* **Exercise prompt**
Write out the passage on the Pilgrims and Thanksgiving in full, word for word.

* **Document passage**
.....

The pilgrims didn’t have much to be thankful for until they discovered that capitalism and free markets work well. From Thomas DiLorenzo at lewrockwell.com:
In recent years the unhinged Marxist Left in “higher” education along with the hard-Left pop communists in the teachers’ unions have been preaching that Thanksgiving is a celebration of genocide, mass murder, and imperialism. The Pilgrims murdered all the Indians, they say, and then sat down and treated themselves to big feast to celebrate their feat. They even invented the elementary schoolish word “Thankskilling” to describe it. (Send your kid to a university and he, too, can learn to sound like an uneducated Marxist moron for the rest of his life).

.....

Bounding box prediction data
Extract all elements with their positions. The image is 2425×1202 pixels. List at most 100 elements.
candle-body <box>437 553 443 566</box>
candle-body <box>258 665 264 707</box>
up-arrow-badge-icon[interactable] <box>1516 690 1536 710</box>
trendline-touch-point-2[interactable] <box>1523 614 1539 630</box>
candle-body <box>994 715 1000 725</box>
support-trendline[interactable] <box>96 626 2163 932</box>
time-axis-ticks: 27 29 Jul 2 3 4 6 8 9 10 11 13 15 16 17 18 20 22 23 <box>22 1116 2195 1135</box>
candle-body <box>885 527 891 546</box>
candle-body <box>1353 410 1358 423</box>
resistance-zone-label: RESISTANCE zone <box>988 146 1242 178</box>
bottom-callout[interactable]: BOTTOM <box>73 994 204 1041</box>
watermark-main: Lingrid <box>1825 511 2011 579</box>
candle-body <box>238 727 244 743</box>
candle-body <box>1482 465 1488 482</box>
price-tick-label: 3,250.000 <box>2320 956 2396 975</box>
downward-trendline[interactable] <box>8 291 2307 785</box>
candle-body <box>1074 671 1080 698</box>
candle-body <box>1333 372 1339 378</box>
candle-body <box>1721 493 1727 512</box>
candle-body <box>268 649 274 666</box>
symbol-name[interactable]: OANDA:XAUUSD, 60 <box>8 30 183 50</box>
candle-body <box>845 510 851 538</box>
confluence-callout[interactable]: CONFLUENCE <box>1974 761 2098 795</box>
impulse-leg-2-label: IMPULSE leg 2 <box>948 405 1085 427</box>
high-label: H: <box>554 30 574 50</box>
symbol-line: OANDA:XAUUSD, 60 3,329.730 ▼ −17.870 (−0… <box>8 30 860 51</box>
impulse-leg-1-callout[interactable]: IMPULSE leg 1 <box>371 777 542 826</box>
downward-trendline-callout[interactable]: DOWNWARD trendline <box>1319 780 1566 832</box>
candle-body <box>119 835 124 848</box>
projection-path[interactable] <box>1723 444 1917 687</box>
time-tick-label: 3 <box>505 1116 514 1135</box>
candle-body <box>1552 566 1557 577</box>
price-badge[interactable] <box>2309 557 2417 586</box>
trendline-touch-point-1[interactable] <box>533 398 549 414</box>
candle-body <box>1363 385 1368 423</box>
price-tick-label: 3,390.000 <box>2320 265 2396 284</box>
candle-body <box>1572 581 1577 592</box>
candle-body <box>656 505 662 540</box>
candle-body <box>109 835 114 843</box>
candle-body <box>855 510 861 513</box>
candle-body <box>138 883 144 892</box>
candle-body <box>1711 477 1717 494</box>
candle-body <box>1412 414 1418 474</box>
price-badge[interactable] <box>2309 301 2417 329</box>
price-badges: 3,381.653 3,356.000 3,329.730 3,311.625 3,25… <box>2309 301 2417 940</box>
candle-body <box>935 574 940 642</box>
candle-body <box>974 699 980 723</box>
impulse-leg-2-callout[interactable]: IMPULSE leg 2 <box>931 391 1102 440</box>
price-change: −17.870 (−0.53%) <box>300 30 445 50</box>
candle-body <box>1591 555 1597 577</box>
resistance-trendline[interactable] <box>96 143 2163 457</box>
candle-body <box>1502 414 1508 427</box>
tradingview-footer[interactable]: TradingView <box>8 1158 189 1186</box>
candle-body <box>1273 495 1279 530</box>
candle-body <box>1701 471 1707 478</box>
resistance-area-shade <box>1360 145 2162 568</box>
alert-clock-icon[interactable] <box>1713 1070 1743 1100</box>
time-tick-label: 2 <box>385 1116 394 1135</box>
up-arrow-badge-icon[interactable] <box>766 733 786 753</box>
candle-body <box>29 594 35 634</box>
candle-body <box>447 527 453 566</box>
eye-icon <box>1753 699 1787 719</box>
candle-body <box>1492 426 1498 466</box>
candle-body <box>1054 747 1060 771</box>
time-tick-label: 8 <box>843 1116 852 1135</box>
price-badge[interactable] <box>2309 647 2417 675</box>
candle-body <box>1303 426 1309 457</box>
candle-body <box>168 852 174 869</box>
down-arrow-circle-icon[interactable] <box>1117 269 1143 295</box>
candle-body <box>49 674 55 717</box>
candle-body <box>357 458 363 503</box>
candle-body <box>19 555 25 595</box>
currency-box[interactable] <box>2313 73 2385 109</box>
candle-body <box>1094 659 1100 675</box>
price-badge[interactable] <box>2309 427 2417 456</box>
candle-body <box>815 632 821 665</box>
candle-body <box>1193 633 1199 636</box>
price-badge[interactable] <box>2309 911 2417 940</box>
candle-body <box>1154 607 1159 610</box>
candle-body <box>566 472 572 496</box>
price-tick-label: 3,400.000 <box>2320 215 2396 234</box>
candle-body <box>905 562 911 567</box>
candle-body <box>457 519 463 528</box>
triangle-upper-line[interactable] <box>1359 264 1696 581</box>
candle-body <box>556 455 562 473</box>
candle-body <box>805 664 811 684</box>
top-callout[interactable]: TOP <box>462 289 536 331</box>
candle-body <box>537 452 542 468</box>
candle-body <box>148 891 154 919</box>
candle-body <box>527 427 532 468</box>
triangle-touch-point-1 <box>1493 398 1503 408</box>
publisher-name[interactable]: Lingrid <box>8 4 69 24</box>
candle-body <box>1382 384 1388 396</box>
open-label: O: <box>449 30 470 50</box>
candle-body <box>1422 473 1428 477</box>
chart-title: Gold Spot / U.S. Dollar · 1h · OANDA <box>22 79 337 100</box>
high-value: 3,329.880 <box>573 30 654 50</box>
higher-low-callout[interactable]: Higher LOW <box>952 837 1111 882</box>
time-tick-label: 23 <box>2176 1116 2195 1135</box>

.....

* **Answer section**
The pilgrims didn’t have much to be thankful for until they discovered that capitalism and free markets work well. From Thomas DiLorenzo at lewrockwell.com:
In recent years the unhinged Marxist Left in “higher” education along with the hard-Left pop communists in the teachers’ unions have been preaching that Thanksgiving is a celebration of genocide, mass murder, and imperialism. The Pilgrims murdered all the Indians, they say, and then sat down and treated themselves to big feast to celebrate their feat. They even invented the elementary schoolish word “Thankskilling” to describe it. (Send your kid to a university and he, too, can learn to sound like an uneducated Marxist moron for the rest of his life).